> **GIVEN TASK**
Restate the records in their entirety, word for word.

> **EXCERPTED DATA**
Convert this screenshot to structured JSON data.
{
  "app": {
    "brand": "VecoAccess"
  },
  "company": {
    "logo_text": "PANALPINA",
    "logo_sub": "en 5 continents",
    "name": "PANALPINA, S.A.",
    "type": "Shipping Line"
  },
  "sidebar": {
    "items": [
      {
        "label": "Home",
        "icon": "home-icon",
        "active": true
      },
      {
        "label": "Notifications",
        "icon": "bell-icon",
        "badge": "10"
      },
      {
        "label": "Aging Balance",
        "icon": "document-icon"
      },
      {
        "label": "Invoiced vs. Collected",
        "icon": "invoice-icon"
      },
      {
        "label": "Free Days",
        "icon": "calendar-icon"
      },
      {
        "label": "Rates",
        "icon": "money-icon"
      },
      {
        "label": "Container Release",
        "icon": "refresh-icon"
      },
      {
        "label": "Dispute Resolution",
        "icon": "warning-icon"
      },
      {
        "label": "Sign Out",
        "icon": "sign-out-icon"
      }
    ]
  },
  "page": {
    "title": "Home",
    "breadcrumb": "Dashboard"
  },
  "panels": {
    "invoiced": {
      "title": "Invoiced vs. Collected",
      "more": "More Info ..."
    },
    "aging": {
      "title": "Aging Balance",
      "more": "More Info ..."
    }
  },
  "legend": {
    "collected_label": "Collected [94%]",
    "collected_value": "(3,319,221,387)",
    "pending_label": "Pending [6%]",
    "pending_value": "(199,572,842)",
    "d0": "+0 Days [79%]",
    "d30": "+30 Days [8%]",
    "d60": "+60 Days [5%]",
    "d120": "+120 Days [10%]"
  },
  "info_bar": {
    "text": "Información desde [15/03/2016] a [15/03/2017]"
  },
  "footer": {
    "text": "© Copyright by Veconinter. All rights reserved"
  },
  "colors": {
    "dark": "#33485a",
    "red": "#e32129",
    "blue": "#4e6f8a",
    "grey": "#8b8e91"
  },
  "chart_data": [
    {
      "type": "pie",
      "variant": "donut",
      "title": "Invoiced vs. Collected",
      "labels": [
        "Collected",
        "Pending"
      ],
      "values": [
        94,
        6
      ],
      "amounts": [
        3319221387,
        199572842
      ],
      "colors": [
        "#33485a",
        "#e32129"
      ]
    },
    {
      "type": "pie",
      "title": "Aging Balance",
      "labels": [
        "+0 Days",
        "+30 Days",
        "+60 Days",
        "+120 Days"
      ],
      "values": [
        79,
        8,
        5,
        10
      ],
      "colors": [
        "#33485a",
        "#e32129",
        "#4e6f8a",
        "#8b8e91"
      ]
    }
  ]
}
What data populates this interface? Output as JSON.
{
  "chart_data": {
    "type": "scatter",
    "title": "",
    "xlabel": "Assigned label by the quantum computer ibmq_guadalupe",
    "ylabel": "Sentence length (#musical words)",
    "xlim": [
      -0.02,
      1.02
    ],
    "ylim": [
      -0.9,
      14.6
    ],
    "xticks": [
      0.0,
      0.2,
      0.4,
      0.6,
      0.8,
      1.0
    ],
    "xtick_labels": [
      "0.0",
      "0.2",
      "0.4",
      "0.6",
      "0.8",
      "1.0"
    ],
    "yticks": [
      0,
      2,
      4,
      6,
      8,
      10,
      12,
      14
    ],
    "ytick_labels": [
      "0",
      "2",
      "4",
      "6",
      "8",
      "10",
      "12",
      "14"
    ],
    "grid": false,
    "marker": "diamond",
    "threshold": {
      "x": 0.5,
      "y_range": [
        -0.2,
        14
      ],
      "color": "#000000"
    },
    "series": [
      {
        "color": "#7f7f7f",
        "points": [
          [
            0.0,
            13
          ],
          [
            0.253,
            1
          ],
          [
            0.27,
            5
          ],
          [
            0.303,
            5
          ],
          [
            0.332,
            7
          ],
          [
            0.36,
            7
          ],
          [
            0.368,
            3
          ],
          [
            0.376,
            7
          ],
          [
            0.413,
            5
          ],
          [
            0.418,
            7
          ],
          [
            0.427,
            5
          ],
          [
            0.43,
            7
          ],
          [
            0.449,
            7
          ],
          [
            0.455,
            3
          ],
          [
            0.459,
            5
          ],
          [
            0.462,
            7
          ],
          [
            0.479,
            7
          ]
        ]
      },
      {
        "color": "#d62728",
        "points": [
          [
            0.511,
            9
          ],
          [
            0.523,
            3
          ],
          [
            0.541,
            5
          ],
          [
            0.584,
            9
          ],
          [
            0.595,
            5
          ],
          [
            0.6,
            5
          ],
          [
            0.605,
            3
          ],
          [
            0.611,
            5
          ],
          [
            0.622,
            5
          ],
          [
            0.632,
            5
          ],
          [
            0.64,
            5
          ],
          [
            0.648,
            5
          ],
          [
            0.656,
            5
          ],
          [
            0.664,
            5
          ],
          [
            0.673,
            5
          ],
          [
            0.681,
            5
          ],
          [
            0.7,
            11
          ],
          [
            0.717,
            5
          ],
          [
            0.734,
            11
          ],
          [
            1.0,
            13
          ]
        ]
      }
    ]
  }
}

> **TASK ANSWER**
Convert this screenshot to structured JSON data.
{
  "app": {
    "brand": "VecoAccess"
  },
  "company": {
    "logo_text": "PANALPINA",
    "logo_sub": "en 5 continents",
    "name": "PANALPINA, S.A.",
    "type": "Shipping Line"
  },
  "sidebar": {
    "items": [
      {
        "label": "Home",
        "icon": "home-icon",
        "active": true
      },
      {
        "label": "Notifications",
        "icon": "bell-icon",
        "badge": "10"
      },
      {
        "label": "Aging Balance",
        "icon": "document-icon"
      },
      {
        "label": "Invoiced vs. Collected",
        "icon": "invoice-icon"
      },
      {
        "label": "Free Days",
        "icon": "calendar-icon"
      },
      {
        "label": "Rates",
        "icon": "money-icon"
      },
      {
        "label": "Container Release",
        "icon": "refresh-icon"
      },
      {
        "label": "Dispute Resolution",
        "icon": "warning-icon"
      },
      {
        "label": "Sign Out",
        "icon": "sign-out-icon"
      }
    ]
  },
  "page": {
    "title": "Home",
    "breadcrumb": "Dashboard"
  },
  "panels": {
    "invoiced": {
      "title": "Invoiced vs. Collected",
      "more": "More Info ..."
    },
    "aging": {
      "title": "Aging Balance",
      "more": "More Info ..."
    }
  },
  "legend": {
    "collected_label": "Collected [94%]",
    "collected_value": "(3,319,221,387)",
    "pending_label": "Pending [6%]",
    "pending_value": "(199,572,842)",
    "d0": "+0 Days [79%]",
    "d30": "+30 Days [8%]",
    "d60": "+60 Days [5%]",
    "d120": "+120 Days [10%]"
  },
  "info_bar": {
    "text": "Información desde [15/03/2016] a [15/03/2017]"
  },
  "footer": {
    "text": "© Copyright by Veconinter. All rights reserved"
  },
  "colors": {
    "dark": "#33485a",
    "red": "#e32129",
    "blue": "#4e6f8a",
    "grey": "#8b8e91"
  },
  "chart_data": [
    {
      "type": "pie",
      "variant": "donut",
      "title": "Invoiced vs. Collected",
      "labels": [
        "Collected",
        "Pending"
      ],
      "values": [
        94,
        6
      ],
      "amounts": [
        3319221387,
        199572842
      ],
      "colors": [
        "#33485a",
        "#e32129"
      ]
    },
    {
      "type": "pie",
      "title": "Aging Balance",
      "labels": [
        "+0 Days",
        "+30 Days",
        "+60 Days",
        "+120 Days"
      ],
      "values": [
        79,
        8,
        5,
        10
      ],
      "colors": [
        "#33485a",
        "#e32129",
        "#4e6f8a",
        "#8b8e91"
      ]
    }
  ]
}
What data populates this interface? Output as JSON.
{
  "chart_data": {
    "type": "scatter",
    "title": "",
    "xlabel": "Assigned label by the quantum computer ibmq_guadalupe",
    "ylabel": "Sentence length (#musical words)",
    "xlim": [
      -0.02,
      1.02
    ],
    "ylim": [
      -0.9,
      14.6
    ],
    "xticks": [
      0.0,
      0.2,
      0.4,
      0.6,
      0.8,
      1.0
    ],
    "xtick_labels": [
      "0.0",
      "0.2",
      "0.4",
      "0.6",
      "0.8",
      "1.0"
    ],
    "yticks": [
      0,
      2,
      4,
      6,
      8,
      10,
      12,
      14
    ],
    "ytick_labels": [
      "0",
      "2",
      "4",
      "6",
      "8",
      "10",
      "12",
      "14"
    ],
    "grid": false,
    "marker": "diamond",
    "threshold": {
      "x": 0.5,
      "y_range": [
        -0.2,
        14
      ],
      "color": "#000000"
    },
    "series": [
      {
        "color": "#7f7f7f",
        "points": [
          [
            0.0,
            13
          ],
          [
            0.253,
            1
          ],
          [
            0.27,
            5
          ],
          [
            0.303,
            5
          ],
          [
            0.332,
            7
          ],
          [
            0.36,
            7
          ],
          [
            0.368,
            3
          ],
          [
            0.376,
            7
          ],
          [
            0.413,
            5
          ],
          [
            0.418,
            7
          ],
          [
            0.427,
            5
          ],
          [
            0.43,
            7
          ],
          [
            0.449,
            7
          ],
          [
            0.455,
            3
          ],
          [
            0.459,
            5
          ],
          [
            0.462,
            7
          ],
          [
            0.479,
            7
          ]
        ]
      },
      {
        "color": "#d62728",
        "points": [
          [
            0.511,
            9
          ],
          [
            0.523,
            3
          ],
          [
            0.541,
            5
          ],
          [
            0.584,
            9
          ],
          [
            0.595,
            5
          ],
          [
            0.6,
            5
          ],
          [
            0.605,
            3
          ],
          [
            0.611,
            5
          ],
          [
            0.622,
            5
          ],
          [
            0.632,
            5
          ],
          [
            0.64,
            5
          ],
          [
            0.648,
            5
          ],
          [
            0.656,
            5
          ],
          [
            0.664,
            5
          ],
          [
            0.673,
            5
          ],
          [
            0.681,
            5
          ],
          [
            0.7,
            11
          ],
          [
            0.717,
            5
          ],
          [
            0.734,
            11
          ],
          [
            1.0,
            13
          ]
        ]
      }
    ]
  }
}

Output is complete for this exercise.